=== Problem ===
All entries below need to be written out exactly, but without their pictures.

[Extracted data entries]
-- Start --
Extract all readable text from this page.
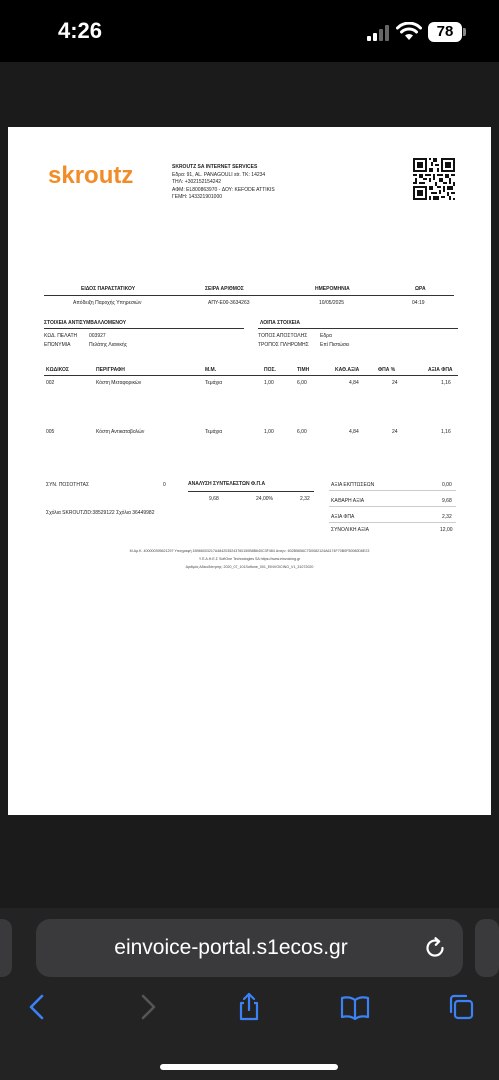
4:26	78
skroutz	SKROUTZ SA INTERNET SERVICES
Εδρα: 91, AL. PANAGOULI str. ΤΚ: 14234
ΤΗΛ: +302152154242
ΑΦΜ: EL800863970 - ΔΟΥ: KEFODE ATTIKIS
ΓΕΜΗ: 143321901000
ΕΙΔΟΣ ΠΑΡΑΣΤΑΤΙΚΟΥ	ΣΕΙΡΑ ΑΡΙΘΜΟΣ	ΗΜΕΡΟΜΗΝΙΑ	ΩΡΑ
Απόδειξη Παροχής Υπηρεσιών	ΑΠΥ-Ε00-3634263	10/05/2025	04:19
ΣΤΟΙΧΕΙΑ ΑΝΤΙΣΥΜΒΑΛΛΟΜΕΝΟΥ
ΚΩΔ. ΠΕΛΑΤΗ 003927
ΕΠΩΝΥΜΙΑ	Πελάτης Λιανικής
ΛΟΙΠΑ ΣΤΟΙΧΕΙΑ
ΤΟΠΟΣ ΑΠΟΣΤΟΛΗΣ	Εδρα
ΤΡΟΠΟΣ ΠΛΗΡΩΜΗΣ Επί Πιστώσει
ΚΩΔΙΚΟΣ	ΠΕΡΙΓΡΑΦΗ	Μ.Μ.	ΠΟΣ.	ΤΙΜΗ	ΚΑΘ.ΑΞΙΑ	ΦΠΑ %	ΑΞΙΑ ΦΠΑ
002	Κόστη Μεταφορικών	Τεμάχια	1,00	6,00	4,84	24	1,16
005	Κόστη Αντικαταβολών	Τεμάχια	1,00	6,00	4,84	24	1,16
ΣΥΝ. ΠΟΣΟΤΗΤΑΣ	0
Σχόλια SKROUTZID:38529122 Σχόλια 36449982
ΑΝΑΛΥΣΗ ΣΥΝΤΕΛΕΣΤΩΝ Φ.Π.Α
9,68	24,00%	2,32
ΑΞΙΑ ΕΚΠΤΩΣΕΩΝ	0,00
ΚΑΘΑΡΗ ΑΞΙΑ	9,68
ΑΞΙΑ ΦΠΑ	2,32
ΣΥΝΟΛΙΚΗ ΑΞΙΑ	12,00
Μ.Αρ.Κ. 400000395621297 Υπογραφή 1B966003217A4842035243760150B8B640C3F484 Αναγν. 602B5656C7D0082124A6174F70B0F50080D6E23
Υ.Π.Α.Η.Ε.Σ SoftOne Technologies SA https://www.einvoicing.gr
Αριθμός Αδειοδότησης: 2020_07_101Softone_001_EINVOICING_V1_31072020
einvoice-portal.s1ecos.gr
-- End --
=== Solution to this task ===
Extract all readable text from this page.
4:26	78
skroutz	SKROUTZ SA INTERNET SERVICES
Εδρα: 91, AL. PANAGOULI str. ΤΚ: 14234
ΤΗΛ: +302152154242
ΑΦΜ: EL800863970 - ΔΟΥ: KEFODE ATTIKIS
ΓΕΜΗ: 143321901000
ΕΙΔΟΣ ΠΑΡΑΣΤΑΤΙΚΟΥ	ΣΕΙΡΑ ΑΡΙΘΜΟΣ	ΗΜΕΡΟΜΗΝΙΑ	ΩΡΑ
Απόδειξη Παροχής Υπηρεσιών	ΑΠΥ-Ε00-3634263	10/05/2025	04:19
ΣΤΟΙΧΕΙΑ ΑΝΤΙΣΥΜΒΑΛΛΟΜΕΝΟΥ
ΚΩΔ. ΠΕΛΑΤΗ 003927
ΕΠΩΝΥΜΙΑ	Πελάτης Λιανικής
ΛΟΙΠΑ ΣΤΟΙΧΕΙΑ
ΤΟΠΟΣ ΑΠΟΣΤΟΛΗΣ	Εδρα
ΤΡΟΠΟΣ ΠΛΗΡΩΜΗΣ Επί Πιστώσει
ΚΩΔΙΚΟΣ	ΠΕΡΙΓΡΑΦΗ	Μ.Μ.	ΠΟΣ.	ΤΙΜΗ	ΚΑΘ.ΑΞΙΑ	ΦΠΑ %	ΑΞΙΑ ΦΠΑ
002	Κόστη Μεταφορικών	Τεμάχια	1,00	6,00	4,84	24	1,16
005	Κόστη Αντικαταβολών	Τεμάχια	1,00	6,00	4,84	24	1,16
ΣΥΝ. ΠΟΣΟΤΗΤΑΣ	0
Σχόλια SKROUTZID:38529122 Σχόλια 36449982
ΑΝΑΛΥΣΗ ΣΥΝΤΕΛΕΣΤΩΝ Φ.Π.Α
9,68	24,00%	2,32
ΑΞΙΑ ΕΚΠΤΩΣΕΩΝ	0,00
ΚΑΘΑΡΗ ΑΞΙΑ	9,68
ΑΞΙΑ ΦΠΑ	2,32
ΣΥΝΟΛΙΚΗ ΑΞΙΑ	12,00
Μ.Αρ.Κ. 400000395621297 Υπογραφή 1B966003217A4842035243760150B8B640C3F484 Αναγν. 602B5656C7D0082124A6174F70B0F50080D6E23
Υ.Π.Α.Η.Ε.Σ SoftOne Technologies SA https://www.einvoicing.gr
Αριθμός Αδειοδότησης: 2020_07_101Softone_001_EINVOICING_V1_31072020
einvoice-portal.s1ecos.gr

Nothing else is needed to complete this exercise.